__Work to complete__.
Identify each line in the records below that contains the word "nhóm", and copy it.

__Data in this exercise__.
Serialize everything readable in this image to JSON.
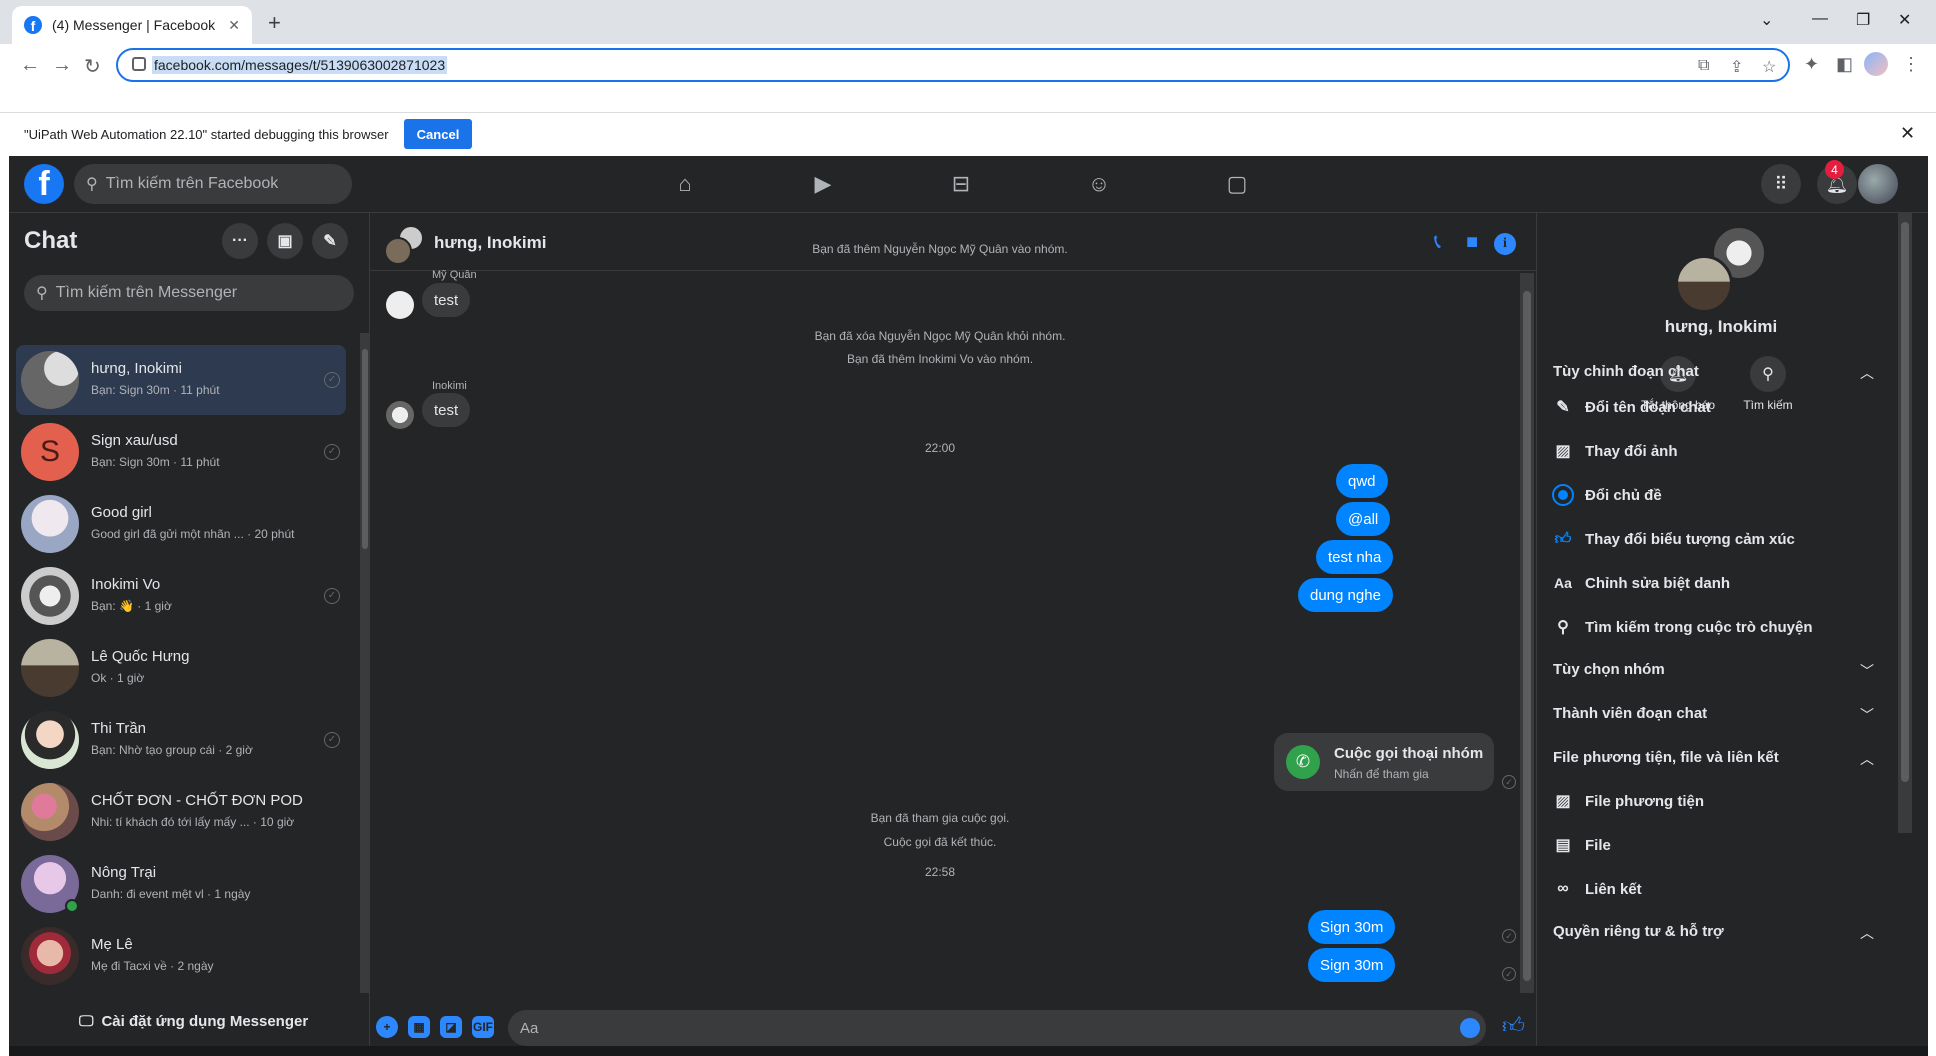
{
  "browser": {
    "tab_title": "(4) Messenger | Facebook",
    "url": "facebook.com/messages/t/5139063002871023",
    "debug_message": "\"UiPath Web Automation 22.10\" started debugging this browser",
    "debug_cancel": "Cancel"
  },
  "fbnav": {
    "search_placeholder": "Tìm kiếm trên Facebook",
    "notif_count": "4"
  },
  "left": {
    "title": "Chat",
    "search_placeholder": "Tìm kiếm trên Messenger",
    "install": "Cài đặt ứng dụng Messenger",
    "conversations": [
      {
        "name": "hưng, Inokimi",
        "preview": "Bạn: Sign 30m · 11 phút"
      },
      {
        "name": "Sign xau/usd",
        "preview": "Bạn: Sign 30m · 11 phút",
        "initial": "S"
      },
      {
        "name": "Good girl",
        "preview": "Good girl đã gửi một nhãn ... · 20 phút"
      },
      {
        "name": "Inokimi Vo",
        "preview": "Bạn: 👋 · 1 giờ"
      },
      {
        "name": "Lê Quốc Hưng",
        "preview": "Ok · 1 giờ"
      },
      {
        "name": "Thi Trần",
        "preview": "Bạn: Nhờ tạo group cái · 2 giờ"
      },
      {
        "name": "CHỐT ĐƠN - CHỐT ĐƠN POD",
        "preview": "Nhi: tí khách đó tới lấy mấy ... · 10 giờ"
      },
      {
        "name": "Nông Trại",
        "preview": "Danh: đi event mệt vl · 1 ngày"
      },
      {
        "name": "Mẹ Lê",
        "preview": "Mẹ đi Tacxi về · 2 ngày"
      }
    ]
  },
  "chat": {
    "name": "hưng, Inokimi",
    "sys1": "Bạn đã thêm Nguyễn Ngọc Mỹ Quân vào nhóm.",
    "sender1": "Mỹ Quân",
    "msg1": "test",
    "sys2": "Bạn đã xóa Nguyễn Ngọc Mỹ Quân khỏi nhóm.",
    "sys3": "Bạn đã thêm Inokimi Vo vào nhóm.",
    "sender2": "Inokimi",
    "msg2": "test",
    "time1": "22:00",
    "out1": "qwd",
    "out2": "@all",
    "out3": "test nha",
    "out4": "dung nghe",
    "call_title": "Cuộc gọi thoại nhóm",
    "call_sub": "Nhấn để tham gia",
    "sys4": "Bạn đã tham gia cuộc gọi.",
    "sys5": "Cuộc gọi đã kết thúc.",
    "time2": "22:58",
    "out5": "Sign 30m",
    "out6": "Sign 30m",
    "composer_placeholder": "Aa"
  },
  "right": {
    "name": "hưng, Inokimi",
    "action_mute": "Tắt thông báo",
    "action_search": "Tìm kiếm",
    "sec_customize": "Tùy chỉnh đoạn chat",
    "rename": "Đổi tên đoạn chat",
    "change_photo": "Thay đổi ảnh",
    "change_theme": "Đổi chủ đề",
    "change_emoji": "Thay đổi biểu tượng cảm xúc",
    "nicknames": "Chỉnh sửa biệt danh",
    "search_conv": "Tìm kiếm trong cuộc trò chuyện",
    "sec_group": "Tùy chọn nhóm",
    "sec_members": "Thành viên đoạn chat",
    "sec_media": "File phương tiện, file và liên kết",
    "media": "File phương tiện",
    "files": "File",
    "links": "Liên kết",
    "sec_privacy": "Quyền riêng tư & hỗ trợ"
  }
}
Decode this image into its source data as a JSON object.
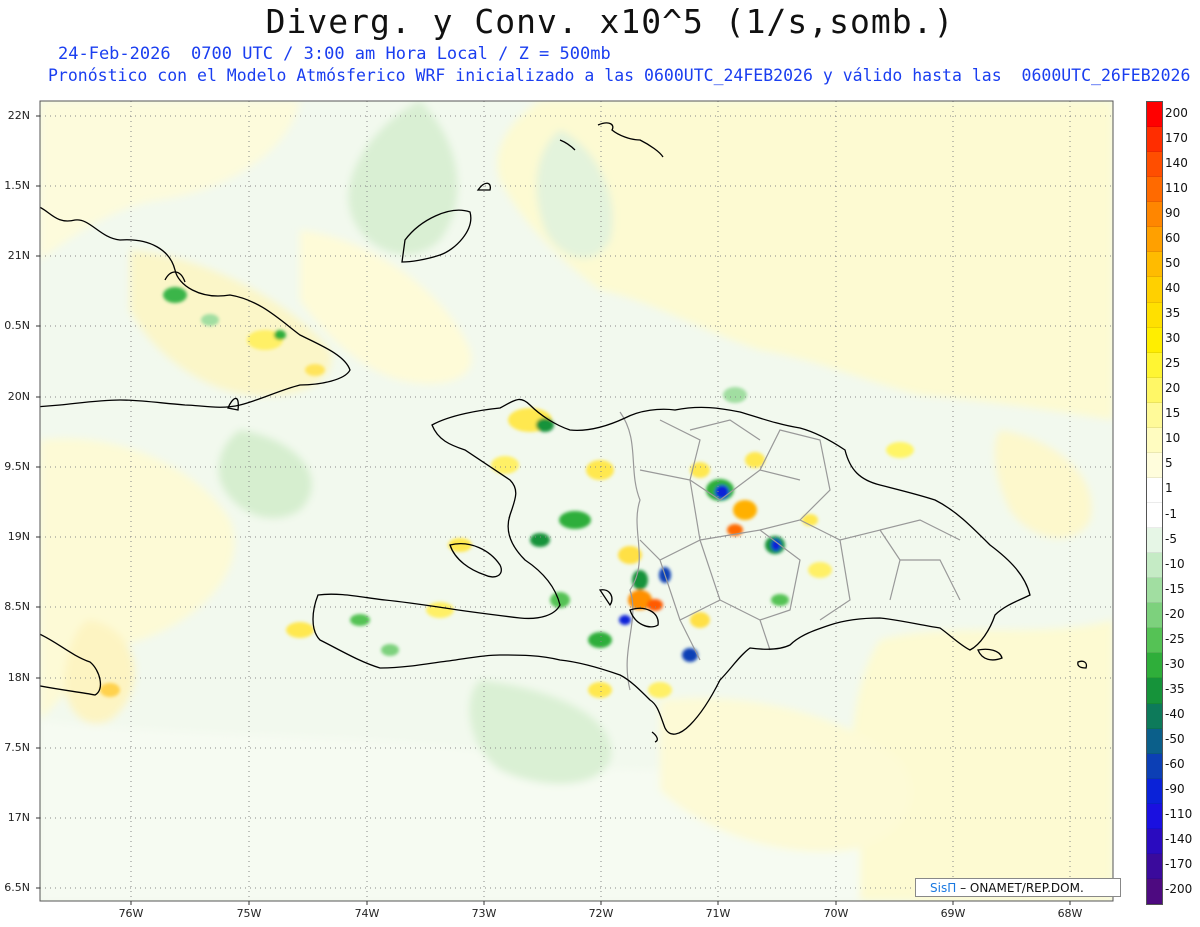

__Exercise output__.
    "sys1": "Bạn đã thêm Nguyễn Ngọc Mỹ Quân vào nhóm.",
    "sys2": "Bạn đã xóa Nguyễn Ngọc Mỹ Quân khỏi nhóm.",
    "sys3": "Bạn đã thêm Inokimi Vo vào nhóm.",
    "call_title": "Cuộc gọi thoại nhóm",
    "sec_group": "Tùy chọn nhóm",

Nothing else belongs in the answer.